Data entries:
* * *

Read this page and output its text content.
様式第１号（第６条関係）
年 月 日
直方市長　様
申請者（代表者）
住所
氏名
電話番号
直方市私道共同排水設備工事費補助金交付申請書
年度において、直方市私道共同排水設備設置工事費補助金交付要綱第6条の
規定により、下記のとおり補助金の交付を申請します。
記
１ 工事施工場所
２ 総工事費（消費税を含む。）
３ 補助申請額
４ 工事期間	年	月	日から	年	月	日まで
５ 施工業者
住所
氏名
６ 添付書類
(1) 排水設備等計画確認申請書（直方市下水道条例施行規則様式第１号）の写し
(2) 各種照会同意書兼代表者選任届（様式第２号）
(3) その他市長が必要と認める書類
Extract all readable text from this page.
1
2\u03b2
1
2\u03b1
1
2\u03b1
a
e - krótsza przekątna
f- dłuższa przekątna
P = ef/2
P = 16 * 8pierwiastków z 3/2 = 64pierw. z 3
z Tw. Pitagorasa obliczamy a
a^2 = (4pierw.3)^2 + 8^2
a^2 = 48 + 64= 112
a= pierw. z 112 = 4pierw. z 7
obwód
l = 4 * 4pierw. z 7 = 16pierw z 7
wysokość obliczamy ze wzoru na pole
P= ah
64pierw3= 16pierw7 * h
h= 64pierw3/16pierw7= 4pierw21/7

* * *

## EXERCISE DETAILS
Above are some records; extract every one of them exactly.

## COMPLETE OUTPUT
Read this page and output its text content.
様式第１号（第６条関係）
年 月 日
直方市長　様
申請者（代表者）
住所
氏名
電話番号
直方市私道共同排水設備工事費補助金交付申請書
年度において、直方市私道共同排水設備設置工事費補助金交付要綱第6条の
規定により、下記のとおり補助金の交付を申請します。
記
１ 工事施工場所
２ 総工事費（消費税を含む。）
３ 補助申請額
４ 工事期間	年	月	日から	年	月	日まで
５ 施工業者
住所
氏名
６ 添付書類
(1) 排水設備等計画確認申請書（直方市下水道条例施行規則様式第１号）の写し
(2) 各種照会同意書兼代表者選任届（様式第２号）
(3) その他市長が必要と認める書類
Extract all readable text from this page.
1
2\u03b2
1
2\u03b1
1
2\u03b1
a
e - krótsza przekątna
f- dłuższa przekątna
P = ef/2
P = 16 * 8pierwiastków z 3/2 = 64pierw. z 3
z Tw. Pitagorasa obliczamy a
a^2 = (4pierw.3)^2 + 8^2
a^2 = 48 + 64= 112
a= pierw. z 112 = 4pierw. z 7
obwód
l = 4 * 4pierw. z 7 = 16pierw z 7
wysokość obliczamy ze wzoru na pole
P= ah
64pierw3= 16pierw7 * h
h= 64pierw3/16pierw7= 4pierw21/7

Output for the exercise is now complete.